What you are asked to do> Find each line of the entries with the string "woman", please, and copy it.

•••

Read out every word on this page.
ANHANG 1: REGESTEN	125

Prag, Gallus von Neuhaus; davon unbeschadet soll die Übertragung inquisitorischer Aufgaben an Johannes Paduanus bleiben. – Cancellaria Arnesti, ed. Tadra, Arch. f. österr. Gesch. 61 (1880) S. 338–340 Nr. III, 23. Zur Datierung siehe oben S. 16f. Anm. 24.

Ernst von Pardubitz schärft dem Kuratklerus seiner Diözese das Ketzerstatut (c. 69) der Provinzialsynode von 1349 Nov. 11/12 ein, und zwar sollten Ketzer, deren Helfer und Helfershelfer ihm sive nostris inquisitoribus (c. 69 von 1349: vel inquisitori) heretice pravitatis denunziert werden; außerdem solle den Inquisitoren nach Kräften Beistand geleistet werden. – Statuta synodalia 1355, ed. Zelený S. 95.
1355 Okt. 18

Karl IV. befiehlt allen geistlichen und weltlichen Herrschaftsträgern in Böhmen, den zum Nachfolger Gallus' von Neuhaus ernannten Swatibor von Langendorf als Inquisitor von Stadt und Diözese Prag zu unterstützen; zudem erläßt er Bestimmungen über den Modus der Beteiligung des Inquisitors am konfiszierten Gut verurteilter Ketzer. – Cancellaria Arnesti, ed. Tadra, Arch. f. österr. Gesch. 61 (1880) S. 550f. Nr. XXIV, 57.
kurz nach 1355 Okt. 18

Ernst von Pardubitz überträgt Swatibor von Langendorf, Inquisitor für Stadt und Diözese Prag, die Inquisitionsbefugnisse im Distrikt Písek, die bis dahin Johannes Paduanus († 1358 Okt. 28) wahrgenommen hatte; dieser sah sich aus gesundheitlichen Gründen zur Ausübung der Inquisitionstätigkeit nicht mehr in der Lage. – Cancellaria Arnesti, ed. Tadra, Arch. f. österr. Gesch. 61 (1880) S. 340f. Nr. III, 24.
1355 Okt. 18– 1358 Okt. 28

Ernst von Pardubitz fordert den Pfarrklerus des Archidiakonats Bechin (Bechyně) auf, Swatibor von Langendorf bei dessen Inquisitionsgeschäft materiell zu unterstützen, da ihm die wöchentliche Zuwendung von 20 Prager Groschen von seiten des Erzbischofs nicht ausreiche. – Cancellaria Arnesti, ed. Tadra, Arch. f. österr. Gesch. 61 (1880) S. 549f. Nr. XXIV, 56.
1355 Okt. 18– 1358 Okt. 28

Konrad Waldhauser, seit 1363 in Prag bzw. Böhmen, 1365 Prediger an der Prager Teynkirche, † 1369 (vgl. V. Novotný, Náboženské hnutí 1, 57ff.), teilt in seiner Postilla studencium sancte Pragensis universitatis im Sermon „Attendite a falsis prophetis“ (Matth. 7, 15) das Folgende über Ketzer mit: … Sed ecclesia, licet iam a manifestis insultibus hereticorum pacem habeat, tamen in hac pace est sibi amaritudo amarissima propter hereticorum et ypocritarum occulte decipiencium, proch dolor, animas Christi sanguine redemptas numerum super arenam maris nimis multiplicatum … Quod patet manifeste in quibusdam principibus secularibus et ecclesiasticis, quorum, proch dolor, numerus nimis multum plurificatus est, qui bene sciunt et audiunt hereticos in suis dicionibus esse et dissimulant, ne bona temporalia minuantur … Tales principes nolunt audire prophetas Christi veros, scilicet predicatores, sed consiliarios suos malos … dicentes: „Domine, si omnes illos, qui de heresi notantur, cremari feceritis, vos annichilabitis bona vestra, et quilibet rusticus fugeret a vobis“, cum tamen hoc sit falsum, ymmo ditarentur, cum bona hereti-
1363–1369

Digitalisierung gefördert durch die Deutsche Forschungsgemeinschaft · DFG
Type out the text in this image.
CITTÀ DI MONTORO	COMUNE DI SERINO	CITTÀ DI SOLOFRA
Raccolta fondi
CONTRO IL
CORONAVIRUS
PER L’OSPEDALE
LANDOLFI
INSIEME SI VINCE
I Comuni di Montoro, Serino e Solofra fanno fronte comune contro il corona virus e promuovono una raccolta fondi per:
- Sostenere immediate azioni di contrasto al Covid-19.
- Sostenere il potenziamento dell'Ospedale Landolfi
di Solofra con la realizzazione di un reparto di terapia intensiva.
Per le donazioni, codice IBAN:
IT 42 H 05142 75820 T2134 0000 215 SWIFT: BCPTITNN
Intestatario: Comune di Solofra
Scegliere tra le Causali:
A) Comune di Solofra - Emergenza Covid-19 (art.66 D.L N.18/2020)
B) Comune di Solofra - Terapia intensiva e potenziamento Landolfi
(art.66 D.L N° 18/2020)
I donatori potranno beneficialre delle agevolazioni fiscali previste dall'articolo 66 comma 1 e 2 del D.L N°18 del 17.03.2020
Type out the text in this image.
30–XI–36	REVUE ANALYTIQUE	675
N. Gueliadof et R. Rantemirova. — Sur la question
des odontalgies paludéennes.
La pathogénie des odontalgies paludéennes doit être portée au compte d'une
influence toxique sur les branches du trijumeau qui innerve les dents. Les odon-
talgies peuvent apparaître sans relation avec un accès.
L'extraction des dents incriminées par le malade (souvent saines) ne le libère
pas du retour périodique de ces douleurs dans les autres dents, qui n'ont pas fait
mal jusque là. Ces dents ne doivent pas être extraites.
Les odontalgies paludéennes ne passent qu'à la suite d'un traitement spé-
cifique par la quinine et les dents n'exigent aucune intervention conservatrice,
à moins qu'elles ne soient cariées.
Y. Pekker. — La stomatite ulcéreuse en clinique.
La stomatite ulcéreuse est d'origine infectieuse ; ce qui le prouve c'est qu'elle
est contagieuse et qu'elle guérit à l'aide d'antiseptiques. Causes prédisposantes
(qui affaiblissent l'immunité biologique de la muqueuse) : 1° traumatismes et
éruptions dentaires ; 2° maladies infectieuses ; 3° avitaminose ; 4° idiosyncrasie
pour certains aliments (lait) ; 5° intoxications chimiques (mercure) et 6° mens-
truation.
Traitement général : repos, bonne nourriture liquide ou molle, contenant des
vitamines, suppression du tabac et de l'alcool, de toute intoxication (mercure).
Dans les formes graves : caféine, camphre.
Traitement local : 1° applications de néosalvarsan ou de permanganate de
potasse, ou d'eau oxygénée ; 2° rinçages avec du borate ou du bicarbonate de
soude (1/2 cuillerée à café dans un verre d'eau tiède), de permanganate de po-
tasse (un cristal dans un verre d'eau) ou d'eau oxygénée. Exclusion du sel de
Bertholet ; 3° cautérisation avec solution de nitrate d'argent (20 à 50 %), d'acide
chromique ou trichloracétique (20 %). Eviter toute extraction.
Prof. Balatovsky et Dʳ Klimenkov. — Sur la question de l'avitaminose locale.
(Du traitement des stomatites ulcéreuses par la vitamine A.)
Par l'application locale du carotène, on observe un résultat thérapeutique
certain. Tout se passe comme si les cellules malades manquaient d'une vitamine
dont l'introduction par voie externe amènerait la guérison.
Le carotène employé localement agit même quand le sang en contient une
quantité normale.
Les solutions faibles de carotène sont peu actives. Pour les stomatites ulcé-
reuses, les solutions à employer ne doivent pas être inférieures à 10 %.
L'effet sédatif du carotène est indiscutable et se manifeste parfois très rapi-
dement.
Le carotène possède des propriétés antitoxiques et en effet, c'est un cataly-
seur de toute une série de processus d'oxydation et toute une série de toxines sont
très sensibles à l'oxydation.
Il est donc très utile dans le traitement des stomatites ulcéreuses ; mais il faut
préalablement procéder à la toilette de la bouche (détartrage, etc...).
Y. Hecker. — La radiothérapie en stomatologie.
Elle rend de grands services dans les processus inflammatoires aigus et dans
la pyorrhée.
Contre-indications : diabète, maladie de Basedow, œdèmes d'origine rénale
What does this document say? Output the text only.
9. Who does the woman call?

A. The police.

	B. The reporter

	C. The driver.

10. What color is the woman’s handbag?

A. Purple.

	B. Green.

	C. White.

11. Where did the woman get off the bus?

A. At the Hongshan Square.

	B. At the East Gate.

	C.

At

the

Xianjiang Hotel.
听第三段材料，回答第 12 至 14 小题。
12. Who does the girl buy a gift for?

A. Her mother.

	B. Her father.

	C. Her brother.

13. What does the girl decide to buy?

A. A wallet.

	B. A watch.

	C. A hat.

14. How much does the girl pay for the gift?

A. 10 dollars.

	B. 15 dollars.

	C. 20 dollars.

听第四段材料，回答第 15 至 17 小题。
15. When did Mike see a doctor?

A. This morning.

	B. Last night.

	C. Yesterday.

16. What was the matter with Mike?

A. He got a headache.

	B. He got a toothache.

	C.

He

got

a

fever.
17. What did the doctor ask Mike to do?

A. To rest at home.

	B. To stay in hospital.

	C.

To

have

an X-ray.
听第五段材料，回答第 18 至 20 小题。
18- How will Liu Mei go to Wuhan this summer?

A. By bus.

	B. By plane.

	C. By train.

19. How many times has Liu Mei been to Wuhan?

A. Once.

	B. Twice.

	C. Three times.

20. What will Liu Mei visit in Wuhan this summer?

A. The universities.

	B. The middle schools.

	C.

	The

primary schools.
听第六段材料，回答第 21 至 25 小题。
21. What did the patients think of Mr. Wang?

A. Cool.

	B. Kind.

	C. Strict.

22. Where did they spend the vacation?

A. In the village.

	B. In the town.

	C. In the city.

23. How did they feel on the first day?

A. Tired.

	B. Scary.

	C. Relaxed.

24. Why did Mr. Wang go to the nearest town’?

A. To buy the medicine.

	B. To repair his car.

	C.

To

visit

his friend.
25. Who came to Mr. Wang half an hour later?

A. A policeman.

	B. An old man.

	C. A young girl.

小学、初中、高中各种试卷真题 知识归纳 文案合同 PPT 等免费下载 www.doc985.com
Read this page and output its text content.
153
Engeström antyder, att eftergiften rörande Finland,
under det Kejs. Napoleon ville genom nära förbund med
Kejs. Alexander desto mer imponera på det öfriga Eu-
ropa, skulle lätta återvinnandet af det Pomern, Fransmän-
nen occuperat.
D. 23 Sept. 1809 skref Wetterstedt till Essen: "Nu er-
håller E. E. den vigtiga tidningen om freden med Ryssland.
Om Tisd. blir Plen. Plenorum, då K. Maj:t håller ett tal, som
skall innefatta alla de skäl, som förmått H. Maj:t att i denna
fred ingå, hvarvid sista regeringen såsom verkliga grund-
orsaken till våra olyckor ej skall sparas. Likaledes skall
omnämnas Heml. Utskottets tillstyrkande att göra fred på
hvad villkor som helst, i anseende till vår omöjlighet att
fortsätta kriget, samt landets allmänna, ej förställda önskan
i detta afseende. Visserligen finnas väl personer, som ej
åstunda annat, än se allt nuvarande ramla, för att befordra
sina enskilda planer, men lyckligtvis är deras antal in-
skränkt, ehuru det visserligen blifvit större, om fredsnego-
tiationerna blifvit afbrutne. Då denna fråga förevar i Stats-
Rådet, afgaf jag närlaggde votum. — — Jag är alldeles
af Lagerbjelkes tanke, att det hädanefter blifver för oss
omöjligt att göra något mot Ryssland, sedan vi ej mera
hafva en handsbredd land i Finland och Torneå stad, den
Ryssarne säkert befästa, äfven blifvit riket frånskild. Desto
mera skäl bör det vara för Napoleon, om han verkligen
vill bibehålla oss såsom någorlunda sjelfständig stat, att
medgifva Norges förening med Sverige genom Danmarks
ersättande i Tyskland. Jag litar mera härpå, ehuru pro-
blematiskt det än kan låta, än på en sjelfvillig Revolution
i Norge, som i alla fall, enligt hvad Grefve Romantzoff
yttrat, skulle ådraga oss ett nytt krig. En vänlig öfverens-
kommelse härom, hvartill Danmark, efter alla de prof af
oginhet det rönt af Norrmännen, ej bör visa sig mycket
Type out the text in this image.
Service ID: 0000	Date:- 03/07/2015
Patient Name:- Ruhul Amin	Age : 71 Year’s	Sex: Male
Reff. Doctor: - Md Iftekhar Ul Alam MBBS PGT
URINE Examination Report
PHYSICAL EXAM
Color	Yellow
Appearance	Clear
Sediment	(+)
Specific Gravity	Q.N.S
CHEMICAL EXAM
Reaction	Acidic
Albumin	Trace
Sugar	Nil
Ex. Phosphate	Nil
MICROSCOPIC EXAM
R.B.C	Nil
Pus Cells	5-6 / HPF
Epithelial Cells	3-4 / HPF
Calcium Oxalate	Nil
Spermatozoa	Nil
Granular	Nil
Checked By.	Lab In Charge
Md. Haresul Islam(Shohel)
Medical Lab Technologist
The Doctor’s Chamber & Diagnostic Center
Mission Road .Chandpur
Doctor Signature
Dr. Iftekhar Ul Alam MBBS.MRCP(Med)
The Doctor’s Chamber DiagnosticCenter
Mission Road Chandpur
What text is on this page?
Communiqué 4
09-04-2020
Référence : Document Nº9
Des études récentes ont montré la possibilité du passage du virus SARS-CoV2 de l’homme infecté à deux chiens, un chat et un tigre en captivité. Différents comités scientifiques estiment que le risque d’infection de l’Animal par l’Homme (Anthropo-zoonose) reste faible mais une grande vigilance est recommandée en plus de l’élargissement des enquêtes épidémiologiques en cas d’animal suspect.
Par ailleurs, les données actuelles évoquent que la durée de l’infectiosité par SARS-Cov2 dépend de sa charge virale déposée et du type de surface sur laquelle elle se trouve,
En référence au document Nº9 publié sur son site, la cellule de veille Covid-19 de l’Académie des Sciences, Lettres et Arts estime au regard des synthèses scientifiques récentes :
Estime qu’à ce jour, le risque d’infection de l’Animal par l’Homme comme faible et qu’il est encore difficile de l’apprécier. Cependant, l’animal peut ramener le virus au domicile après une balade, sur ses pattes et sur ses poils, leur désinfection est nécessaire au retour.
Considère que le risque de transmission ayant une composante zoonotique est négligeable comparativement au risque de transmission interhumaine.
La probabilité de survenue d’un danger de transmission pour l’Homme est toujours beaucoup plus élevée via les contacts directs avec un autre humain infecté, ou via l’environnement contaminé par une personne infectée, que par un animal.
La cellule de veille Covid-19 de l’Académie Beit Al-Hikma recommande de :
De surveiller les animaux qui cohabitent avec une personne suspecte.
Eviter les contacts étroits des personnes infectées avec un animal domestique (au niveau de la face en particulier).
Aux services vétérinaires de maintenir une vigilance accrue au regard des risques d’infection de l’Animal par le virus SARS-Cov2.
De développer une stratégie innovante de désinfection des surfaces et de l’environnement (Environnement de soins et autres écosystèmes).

•••

Response area>
9. Who does the woman call?
10. What color is the woman’s handbag?
11. Where did the woman get off the bus?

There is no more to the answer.